Data records:
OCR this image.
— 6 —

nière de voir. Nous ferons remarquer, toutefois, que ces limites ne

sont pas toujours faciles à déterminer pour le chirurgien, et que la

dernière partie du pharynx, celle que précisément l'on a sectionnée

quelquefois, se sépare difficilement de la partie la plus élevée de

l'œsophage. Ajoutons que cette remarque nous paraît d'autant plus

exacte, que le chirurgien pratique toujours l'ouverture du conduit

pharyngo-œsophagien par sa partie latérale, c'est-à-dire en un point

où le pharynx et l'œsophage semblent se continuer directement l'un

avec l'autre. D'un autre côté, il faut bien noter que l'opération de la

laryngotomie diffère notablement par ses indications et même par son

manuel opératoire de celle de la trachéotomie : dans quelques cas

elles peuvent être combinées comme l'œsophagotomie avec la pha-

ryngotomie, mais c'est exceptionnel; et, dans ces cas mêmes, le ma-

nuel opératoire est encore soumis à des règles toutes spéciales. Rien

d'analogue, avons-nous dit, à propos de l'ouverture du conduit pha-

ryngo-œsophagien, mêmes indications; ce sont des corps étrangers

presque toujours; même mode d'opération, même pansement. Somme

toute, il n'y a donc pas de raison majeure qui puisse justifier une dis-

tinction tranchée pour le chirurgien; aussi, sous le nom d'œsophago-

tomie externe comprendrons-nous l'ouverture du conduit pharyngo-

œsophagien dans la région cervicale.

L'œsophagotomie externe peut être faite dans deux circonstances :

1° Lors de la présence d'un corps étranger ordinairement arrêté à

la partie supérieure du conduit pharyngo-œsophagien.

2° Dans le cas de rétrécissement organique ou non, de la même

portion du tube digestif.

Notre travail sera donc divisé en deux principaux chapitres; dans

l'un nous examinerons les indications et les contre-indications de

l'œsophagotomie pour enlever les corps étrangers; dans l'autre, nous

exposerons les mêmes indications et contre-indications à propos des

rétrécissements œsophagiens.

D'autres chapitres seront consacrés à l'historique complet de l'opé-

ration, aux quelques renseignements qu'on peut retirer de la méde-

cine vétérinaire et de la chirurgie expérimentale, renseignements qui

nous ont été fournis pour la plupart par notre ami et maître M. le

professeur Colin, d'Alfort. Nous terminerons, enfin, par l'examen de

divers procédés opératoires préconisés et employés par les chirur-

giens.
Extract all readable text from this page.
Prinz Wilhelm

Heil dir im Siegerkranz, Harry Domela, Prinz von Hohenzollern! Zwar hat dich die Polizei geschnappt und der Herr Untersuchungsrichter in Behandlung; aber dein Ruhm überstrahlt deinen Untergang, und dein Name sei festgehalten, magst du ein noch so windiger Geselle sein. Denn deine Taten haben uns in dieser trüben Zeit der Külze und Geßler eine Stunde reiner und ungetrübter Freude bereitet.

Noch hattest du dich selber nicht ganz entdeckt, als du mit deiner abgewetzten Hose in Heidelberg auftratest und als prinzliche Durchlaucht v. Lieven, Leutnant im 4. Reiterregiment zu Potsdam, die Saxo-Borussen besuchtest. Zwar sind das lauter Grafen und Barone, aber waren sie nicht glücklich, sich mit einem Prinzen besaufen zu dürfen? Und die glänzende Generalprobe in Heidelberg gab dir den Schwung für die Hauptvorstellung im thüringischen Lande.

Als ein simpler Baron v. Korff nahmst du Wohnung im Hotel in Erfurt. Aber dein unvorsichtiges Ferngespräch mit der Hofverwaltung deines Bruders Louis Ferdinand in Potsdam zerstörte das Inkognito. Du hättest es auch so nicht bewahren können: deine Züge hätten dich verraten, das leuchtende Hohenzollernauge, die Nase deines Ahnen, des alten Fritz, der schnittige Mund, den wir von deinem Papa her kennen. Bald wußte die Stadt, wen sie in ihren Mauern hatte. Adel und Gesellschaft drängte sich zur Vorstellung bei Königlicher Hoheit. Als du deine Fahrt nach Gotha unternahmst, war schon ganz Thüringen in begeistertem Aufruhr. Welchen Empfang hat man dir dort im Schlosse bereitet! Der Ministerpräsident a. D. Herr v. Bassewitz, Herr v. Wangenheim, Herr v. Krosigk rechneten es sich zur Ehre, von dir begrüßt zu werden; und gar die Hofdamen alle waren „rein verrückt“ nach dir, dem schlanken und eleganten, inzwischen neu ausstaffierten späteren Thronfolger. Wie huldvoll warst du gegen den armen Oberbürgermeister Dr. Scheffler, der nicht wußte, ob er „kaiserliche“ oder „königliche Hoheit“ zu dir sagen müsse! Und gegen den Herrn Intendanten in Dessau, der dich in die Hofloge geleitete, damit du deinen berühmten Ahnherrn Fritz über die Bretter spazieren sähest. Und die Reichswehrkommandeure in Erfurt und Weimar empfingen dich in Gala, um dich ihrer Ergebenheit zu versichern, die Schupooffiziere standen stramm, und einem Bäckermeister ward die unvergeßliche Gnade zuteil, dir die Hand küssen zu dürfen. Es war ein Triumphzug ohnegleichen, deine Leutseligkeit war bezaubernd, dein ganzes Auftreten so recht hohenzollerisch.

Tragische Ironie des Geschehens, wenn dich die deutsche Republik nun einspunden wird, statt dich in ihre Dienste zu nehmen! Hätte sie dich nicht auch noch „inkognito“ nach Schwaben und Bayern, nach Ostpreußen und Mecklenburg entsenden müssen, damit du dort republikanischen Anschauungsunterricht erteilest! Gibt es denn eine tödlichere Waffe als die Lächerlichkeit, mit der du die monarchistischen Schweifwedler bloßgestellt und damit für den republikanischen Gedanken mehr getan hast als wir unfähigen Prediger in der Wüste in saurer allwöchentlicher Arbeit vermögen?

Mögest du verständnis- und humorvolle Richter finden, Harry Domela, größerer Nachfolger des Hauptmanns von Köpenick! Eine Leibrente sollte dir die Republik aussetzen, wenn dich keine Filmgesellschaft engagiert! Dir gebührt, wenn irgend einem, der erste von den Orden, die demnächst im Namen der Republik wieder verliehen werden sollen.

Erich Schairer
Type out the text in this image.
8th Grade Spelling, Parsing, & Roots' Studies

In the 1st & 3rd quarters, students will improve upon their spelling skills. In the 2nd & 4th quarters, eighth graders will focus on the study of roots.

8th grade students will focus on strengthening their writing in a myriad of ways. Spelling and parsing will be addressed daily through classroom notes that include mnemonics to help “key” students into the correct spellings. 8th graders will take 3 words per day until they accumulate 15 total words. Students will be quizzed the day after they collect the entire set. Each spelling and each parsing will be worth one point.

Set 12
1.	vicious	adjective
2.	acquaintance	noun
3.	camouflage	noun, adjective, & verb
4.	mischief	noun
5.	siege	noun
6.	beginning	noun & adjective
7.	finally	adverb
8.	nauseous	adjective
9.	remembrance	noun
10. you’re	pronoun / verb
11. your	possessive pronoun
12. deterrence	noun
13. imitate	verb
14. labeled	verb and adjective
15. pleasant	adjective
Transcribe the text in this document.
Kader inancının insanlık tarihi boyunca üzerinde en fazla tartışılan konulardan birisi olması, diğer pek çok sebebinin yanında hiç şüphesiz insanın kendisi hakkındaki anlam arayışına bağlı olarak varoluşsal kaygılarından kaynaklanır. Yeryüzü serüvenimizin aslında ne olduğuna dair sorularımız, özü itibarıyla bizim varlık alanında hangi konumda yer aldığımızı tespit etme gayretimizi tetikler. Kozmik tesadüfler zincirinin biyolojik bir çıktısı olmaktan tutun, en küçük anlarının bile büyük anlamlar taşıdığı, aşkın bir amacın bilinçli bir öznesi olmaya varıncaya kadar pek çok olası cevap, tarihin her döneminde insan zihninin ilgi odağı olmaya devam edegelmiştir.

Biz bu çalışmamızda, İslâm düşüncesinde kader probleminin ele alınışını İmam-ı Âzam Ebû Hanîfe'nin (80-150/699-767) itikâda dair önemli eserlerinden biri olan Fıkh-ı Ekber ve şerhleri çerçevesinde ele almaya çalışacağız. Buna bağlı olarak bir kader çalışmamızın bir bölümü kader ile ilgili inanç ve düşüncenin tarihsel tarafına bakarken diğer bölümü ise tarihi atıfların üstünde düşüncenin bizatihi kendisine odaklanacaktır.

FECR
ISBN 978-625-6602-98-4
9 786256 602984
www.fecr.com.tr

Required task ▸ Look above for the line that holds "Transcribe the text in this document.", then copy it and each line after it exactly, through the last line of the data.

Written solution ▸
Transcribe the text in this document.
Kader inancının insanlık tarihi boyunca üzerinde en fazla tartışılan konulardan birisi olması, diğer pek çok sebebinin yanında hiç şüphesiz insanın kendisi hakkındaki anlam arayışına bağlı olarak varoluşsal kaygılarından kaynaklanır. Yeryüzü serüvenimizin aslında ne olduğuna dair sorularımız, özü itibarıyla bizim varlık alanında hangi konumda yer aldığımızı tespit etme gayretimizi tetikler. Kozmik tesadüfler zincirinin biyolojik bir çıktısı olmaktan tutun, en küçük anlarının bile büyük anlamlar taşıdığı, aşkın bir amacın bilinçli bir öznesi olmaya varıncaya kadar pek çok olası cevap, tarihin her döneminde insan zihninin ilgi odağı olmaya devam edegelmiştir.

Biz bu çalışmamızda, İslâm düşüncesinde kader probleminin ele alınışını İmam-ı Âzam Ebû Hanîfe'nin (80-150/699-767) itikâda dair önemli eserlerinden biri olan Fıkh-ı Ekber ve şerhleri çerçevesinde ele almaya çalışacağız. Buna bağlı olarak bir kader çalışmamızın bir bölümü kader ile ilgili inanç ve düşüncenin tarihsel tarafına bakarken diğer bölümü ise tarihi atıfların üstünde düşüncenin bizatihi kendisine odaklanacaktır.

FECR
ISBN 978-625-6602-98-4
9 786256 602984
www.fecr.com.tr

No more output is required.